-- DO THIS --
Repeat the entire listing exactly as written.

Start of GIVEN RECORDS

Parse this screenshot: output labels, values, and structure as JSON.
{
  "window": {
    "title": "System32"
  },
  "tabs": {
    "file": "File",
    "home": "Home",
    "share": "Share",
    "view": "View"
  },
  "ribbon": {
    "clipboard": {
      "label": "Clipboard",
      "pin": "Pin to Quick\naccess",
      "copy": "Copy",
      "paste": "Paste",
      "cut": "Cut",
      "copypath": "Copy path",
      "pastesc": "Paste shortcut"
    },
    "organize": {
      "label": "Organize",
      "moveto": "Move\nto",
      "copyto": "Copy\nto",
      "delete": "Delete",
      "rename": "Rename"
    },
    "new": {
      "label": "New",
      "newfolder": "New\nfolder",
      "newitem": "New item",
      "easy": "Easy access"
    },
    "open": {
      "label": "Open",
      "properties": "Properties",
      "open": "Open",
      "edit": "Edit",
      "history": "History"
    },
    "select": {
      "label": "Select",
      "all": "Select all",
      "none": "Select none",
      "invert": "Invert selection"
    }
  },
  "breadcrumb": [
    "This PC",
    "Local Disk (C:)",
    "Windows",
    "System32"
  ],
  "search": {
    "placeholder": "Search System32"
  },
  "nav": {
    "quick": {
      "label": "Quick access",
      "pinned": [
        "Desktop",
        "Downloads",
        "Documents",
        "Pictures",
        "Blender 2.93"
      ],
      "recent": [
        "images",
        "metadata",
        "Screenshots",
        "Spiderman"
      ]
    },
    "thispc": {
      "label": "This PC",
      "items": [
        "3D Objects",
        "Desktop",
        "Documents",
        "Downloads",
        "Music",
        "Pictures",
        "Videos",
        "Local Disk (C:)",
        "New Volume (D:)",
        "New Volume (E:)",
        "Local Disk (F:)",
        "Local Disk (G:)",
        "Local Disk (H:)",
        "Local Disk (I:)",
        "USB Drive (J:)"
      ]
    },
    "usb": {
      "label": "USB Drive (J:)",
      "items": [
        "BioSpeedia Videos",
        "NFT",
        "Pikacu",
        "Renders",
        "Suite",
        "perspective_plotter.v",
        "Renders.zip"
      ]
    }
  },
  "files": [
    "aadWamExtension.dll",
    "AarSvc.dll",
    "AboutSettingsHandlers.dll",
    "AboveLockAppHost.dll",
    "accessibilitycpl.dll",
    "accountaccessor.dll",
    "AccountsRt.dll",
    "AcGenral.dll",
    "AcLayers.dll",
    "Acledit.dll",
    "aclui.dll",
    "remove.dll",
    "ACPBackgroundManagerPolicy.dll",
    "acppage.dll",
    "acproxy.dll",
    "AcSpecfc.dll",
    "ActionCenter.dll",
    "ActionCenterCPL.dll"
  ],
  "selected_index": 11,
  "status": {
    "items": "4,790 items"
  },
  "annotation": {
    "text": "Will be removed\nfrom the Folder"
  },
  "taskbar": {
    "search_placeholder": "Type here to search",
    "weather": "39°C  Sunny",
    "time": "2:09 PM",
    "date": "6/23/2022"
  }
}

End of GIVEN RECORDS

-- EXERCISE RESULT --
Parse this screenshot: output labels, values, and structure as JSON.
{
  "window": {
    "title": "System32"
  },
  "tabs": {
    "file": "File",
    "home": "Home",
    "share": "Share",
    "view": "View"
  },
  "ribbon": {
    "clipboard": {
      "label": "Clipboard",
      "pin": "Pin to Quick\naccess",
      "copy": "Copy",
      "paste": "Paste",
      "cut": "Cut",
      "copypath": "Copy path",
      "pastesc": "Paste shortcut"
    },
    "organize": {
      "label": "Organize",
      "moveto": "Move\nto",
      "copyto": "Copy\nto",
      "delete": "Delete",
      "rename": "Rename"
    },
    "new": {
      "label": "New",
      "newfolder": "New\nfolder",
      "newitem": "New item",
      "easy": "Easy access"
    },
    "open": {
      "label": "Open",
      "properties": "Properties",
      "open": "Open",
      "edit": "Edit",
      "history": "History"
    },
    "select": {
      "label": "Select",
      "all": "Select all",
      "none": "Select none",
      "invert": "Invert selection"
    }
  },
  "breadcrumb": [
    "This PC",
    "Local Disk (C:)",
    "Windows",
    "System32"
  ],
  "search": {
    "placeholder": "Search System32"
  },
  "nav": {
    "quick": {
      "label": "Quick access",
      "pinned": [
        "Desktop",
        "Downloads",
        "Documents",
        "Pictures",
        "Blender 2.93"
      ],
      "recent": [
        "images",
        "metadata",
        "Screenshots",
        "Spiderman"
      ]
    },
    "thispc": {
      "label": "This PC",
      "items": [
        "3D Objects",
        "Desktop",
        "Documents",
        "Downloads",
        "Music",
        "Pictures",
        "Videos",
        "Local Disk (C:)",
        "New Volume (D:)",
        "New Volume (E:)",
        "Local Disk (F:)",
        "Local Disk (G:)",
        "Local Disk (H:)",
        "Local Disk (I:)",
        "USB Drive (J:)"
      ]
    },
    "usb": {
      "label": "USB Drive (J:)",
      "items": [
        "BioSpeedia Videos",
        "NFT",
        "Pikacu",
        "Renders",
        "Suite",
        "perspective_plotter.v",
        "Renders.zip"
      ]
    }
  },
  "files": [
    "aadWamExtension.dll",
    "AarSvc.dll",
    "AboutSettingsHandlers.dll",
    "AboveLockAppHost.dll",
    "accessibilitycpl.dll",
    "accountaccessor.dll",
    "AccountsRt.dll",
    "AcGenral.dll",
    "AcLayers.dll",
    "Acledit.dll",
    "aclui.dll",
    "remove.dll",
    "ACPBackgroundManagerPolicy.dll",
    "acppage.dll",
    "acproxy.dll",
    "AcSpecfc.dll",
    "ActionCenter.dll",
    "ActionCenterCPL.dll"
  ],
  "selected_index": 11,
  "status": {
    "items": "4,790 items"
  },
  "annotation": {
    "text": "Will be removed\nfrom the Folder"
  },
  "taskbar": {
    "search_placeholder": "Type here to search",
    "weather": "39°C  Sunny",
    "time": "2:09 PM",
    "date": "6/23/2022"
  }
}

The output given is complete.